***** Given entries *****
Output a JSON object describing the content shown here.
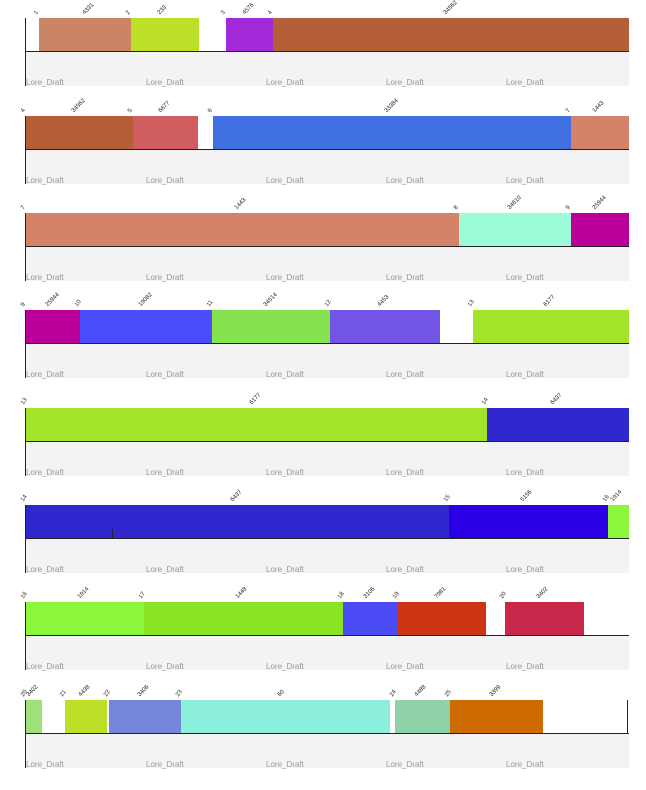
{
  "watermark_text": "Lore_Draft",
  "tracks": [
    {
      "start": 0,
      "end": 62000,
      "right_tick": false,
      "blocks": [
        {
          "start": 1300,
          "len": 10500,
          "color": "#cc8466",
          "num": "1",
          "len_label": "4331"
        },
        {
          "start": 10800,
          "len": 7000,
          "color": "#bce027",
          "num": "2",
          "len_label": "233"
        },
        {
          "start": 20600,
          "len": 4800,
          "color": "#a429d8",
          "num": "3",
          "len_label": "4576"
        },
        {
          "start": 25400,
          "len": 36600,
          "color": "#b55e37",
          "num": "4",
          "len_label": "34562"
        }
      ]
    },
    {
      "start": 0,
      "end": 62000,
      "right_tick": false,
      "blocks": [
        {
          "start": 0,
          "len": 11000,
          "color": "#b55e37",
          "num": "4",
          "len_label": "34562"
        },
        {
          "start": 11000,
          "len": 6700,
          "color": "#d05e5e",
          "num": "5",
          "len_label": "6677"
        },
        {
          "start": 19200,
          "len": 36800,
          "color": "#3f6fe0",
          "num": "6",
          "len_label": "33384"
        },
        {
          "start": 56000,
          "len": 6000,
          "color": "#d4836a",
          "num": "7",
          "len_label": "1443"
        }
      ]
    },
    {
      "start": 0,
      "end": 62000,
      "right_tick": false,
      "blocks": [
        {
          "start": 0,
          "len": 44500,
          "color": "#d4836a",
          "num": "7",
          "len_label": "1443"
        },
        {
          "start": 44500,
          "len": 11500,
          "color": "#9dfcd8",
          "num": "8",
          "len_label": "34610"
        },
        {
          "start": 56000,
          "len": 6000,
          "color": "#bb0099",
          "num": "9",
          "len_label": "25944"
        }
      ]
    },
    {
      "start": 0,
      "end": 62000,
      "right_tick": false,
      "blocks": [
        {
          "start": 0,
          "len": 5600,
          "color": "#bb0099",
          "num": "9",
          "len_label": "25944"
        },
        {
          "start": 5600,
          "len": 13500,
          "color": "#4b4cfc",
          "num": "10",
          "len_label": "19082"
        },
        {
          "start": 19100,
          "len": 12200,
          "color": "#86e24f",
          "num": "11",
          "len_label": "34514"
        },
        {
          "start": 31300,
          "len": 11300,
          "color": "#7355e6",
          "num": "12",
          "len_label": "4453"
        },
        {
          "start": 46000,
          "len": 16000,
          "color": "#a3e32a",
          "num": "13",
          "len_label": "6177"
        }
      ]
    },
    {
      "start": 0,
      "end": 62000,
      "right_tick": false,
      "blocks": [
        {
          "start": 0,
          "len": 47400,
          "color": "#a3e32a",
          "num": "13",
          "len_label": "6177"
        },
        {
          "start": 47400,
          "len": 14600,
          "color": "#3127cf",
          "num": "14",
          "len_label": "6437"
        }
      ]
    },
    {
      "start": 0,
      "end": 62000,
      "right_tick": false,
      "marker_pos": 8800,
      "blocks": [
        {
          "start": 0,
          "len": 43500,
          "color": "#3127cf",
          "num": "14",
          "len_label": "6437"
        },
        {
          "start": 43500,
          "len": 16300,
          "color": "#2b00e6",
          "num": "15",
          "len_label": "5156"
        },
        {
          "start": 59800,
          "len": 2200,
          "color": "#8cf63a",
          "num": "16",
          "len_label": "1914"
        }
      ]
    },
    {
      "start": 0,
      "end": 62000,
      "right_tick": false,
      "blocks": [
        {
          "start": 0,
          "len": 12100,
          "color": "#8cf63a",
          "num": "16",
          "len_label": "1914"
        },
        {
          "start": 12100,
          "len": 20500,
          "color": "#8ae324",
          "num": "17",
          "len_label": "1448"
        },
        {
          "start": 32600,
          "len": 5700,
          "color": "#4c4cf6",
          "num": "18",
          "len_label": "3106"
        },
        {
          "start": 38300,
          "len": 9000,
          "color": "#cd3413",
          "num": "19",
          "len_label": "7981"
        },
        {
          "start": 49200,
          "len": 8200,
          "color": "#c8294a",
          "num": "20",
          "len_label": "3402"
        }
      ]
    },
    {
      "start": 0,
      "end": 62000,
      "right_tick": true,
      "blocks": [
        {
          "start": 0,
          "len": 1600,
          "color": "#9fe07a",
          "num": "20",
          "len_label": "3402"
        },
        {
          "start": 4000,
          "len": 4300,
          "color": "#bce027",
          "num": "21",
          "len_label": "4438"
        },
        {
          "start": 8500,
          "len": 7400,
          "color": "#7585d9",
          "num": "22",
          "len_label": "3406"
        },
        {
          "start": 15900,
          "len": 21500,
          "color": "#8cefdc",
          "num": "23",
          "len_label": "60"
        },
        {
          "start": 37900,
          "len": 5700,
          "color": "#8fd2a9",
          "num": "24",
          "len_label": "4488"
        },
        {
          "start": 43600,
          "len": 9600,
          "color": "#ce6b00",
          "num": "25",
          "len_label": "3399"
        }
      ]
    }
  ]
}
*****
Write out the records above once more, word for word, with no pictures.

Output a JSON object describing the content shown here.
{
  "watermark_text": "Lore_Draft",
  "tracks": [
    {
      "start": 0,
      "end": 62000,
      "right_tick": false,
      "blocks": [
        {
          "start": 1300,
          "len": 10500,
          "color": "#cc8466",
          "num": "1",
          "len_label": "4331"
        },
        {
          "start": 10800,
          "len": 7000,
          "color": "#bce027",
          "num": "2",
          "len_label": "233"
        },
        {
          "start": 20600,
          "len": 4800,
          "color": "#a429d8",
          "num": "3",
          "len_label": "4576"
        },
        {
          "start": 25400,
          "len": 36600,
          "color": "#b55e37",
          "num": "4",
          "len_label": "34562"
        }
      ]
    },
    {
      "start": 0,
      "end": 62000,
      "right_tick": false,
      "blocks": [
        {
          "start": 0,
          "len": 11000,
          "color": "#b55e37",
          "num": "4",
          "len_label": "34562"
        },
        {
          "start": 11000,
          "len": 6700,
          "color": "#d05e5e",
          "num": "5",
          "len_label": "6677"
        },
        {
          "start": 19200,
          "len": 36800,
          "color": "#3f6fe0",
          "num": "6",
          "len_label": "33384"
        },
        {
          "start": 56000,
          "len": 6000,
          "color": "#d4836a",
          "num": "7",
          "len_label": "1443"
        }
      ]
    },
    {
      "start": 0,
      "end": 62000,
      "right_tick": false,
      "blocks": [
        {
          "start": 0,
          "len": 44500,
          "color": "#d4836a",
          "num": "7",
          "len_label": "1443"
        },
        {
          "start": 44500,
          "len": 11500,
          "color": "#9dfcd8",
          "num": "8",
          "len_label": "34610"
        },
        {
          "start": 56000,
          "len": 6000,
          "color": "#bb0099",
          "num": "9",
          "len_label": "25944"
        }
      ]
    },
    {
      "start": 0,
      "end": 62000,
      "right_tick": false,
      "blocks": [
        {
          "start": 0,
          "len": 5600,
          "color": "#bb0099",
          "num": "9",
          "len_label": "25944"
        },
        {
          "start": 5600,
          "len": 13500,
          "color": "#4b4cfc",
          "num": "10",
          "len_label": "19082"
        },
        {
          "start": 19100,
          "len": 12200,
          "color": "#86e24f",
          "num": "11",
          "len_label": "34514"
        },
        {
          "start": 31300,
          "len": 11300,
          "color": "#7355e6",
          "num": "12",
          "len_label": "4453"
        },
        {
          "start": 46000,
          "len": 16000,
          "color": "#a3e32a",
          "num": "13",
          "len_label": "6177"
        }
      ]
    },
    {
      "start": 0,
      "end": 62000,
      "right_tick": false,
      "blocks": [
        {
          "start": 0,
          "len": 47400,
          "color": "#a3e32a",
          "num": "13",
          "len_label": "6177"
        },
        {
          "start": 47400,
          "len": 14600,
          "color": "#3127cf",
          "num": "14",
          "len_label": "6437"
        }
      ]
    },
    {
      "start": 0,
      "end": 62000,
      "right_tick": false,
      "marker_pos": 8800,
      "blocks": [
        {
          "start": 0,
          "len": 43500,
          "color": "#3127cf",
          "num": "14",
          "len_label": "6437"
        },
        {
          "start": 43500,
          "len": 16300,
          "color": "#2b00e6",
          "num": "15",
          "len_label": "5156"
        },
        {
          "start": 59800,
          "len": 2200,
          "color": "#8cf63a",
          "num": "16",
          "len_label": "1914"
        }
      ]
    },
    {
      "start": 0,
      "end": 62000,
      "right_tick": false,
      "blocks": [
        {
          "start": 0,
          "len": 12100,
          "color": "#8cf63a",
          "num": "16",
          "len_label": "1914"
        },
        {
          "start": 12100,
          "len": 20500,
          "color": "#8ae324",
          "num": "17",
          "len_label": "1448"
        },
        {
          "start": 32600,
          "len": 5700,
          "color": "#4c4cf6",
          "num": "18",
          "len_label": "3106"
        },
        {
          "start": 38300,
          "len": 9000,
          "color": "#cd3413",
          "num": "19",
          "len_label": "7981"
        },
        {
          "start": 49200,
          "len": 8200,
          "color": "#c8294a",
          "num": "20",
          "len_label": "3402"
        }
      ]
    },
    {
      "start": 0,
      "end": 62000,
      "right_tick": true,
      "blocks": [
        {
          "start": 0,
          "len": 1600,
          "color": "#9fe07a",
          "num": "20",
          "len_label": "3402"
        },
        {
          "start": 4000,
          "len": 4300,
          "color": "#bce027",
          "num": "21",
          "len_label": "4438"
        },
        {
          "start": 8500,
          "len": 7400,
          "color": "#7585d9",
          "num": "22",
          "len_label": "3406"
        },
        {
          "start": 15900,
          "len": 21500,
          "color": "#8cefdc",
          "num": "23",
          "len_label": "60"
        },
        {
          "start": 37900,
          "len": 5700,
          "color": "#8fd2a9",
          "num": "24",
          "len_label": "4488"
        },
        {
          "start": 43600,
          "len": 9600,
          "color": "#ce6b00",
          "num": "25",
          "len_label": "3399"
        }
      ]
    }
  ]
}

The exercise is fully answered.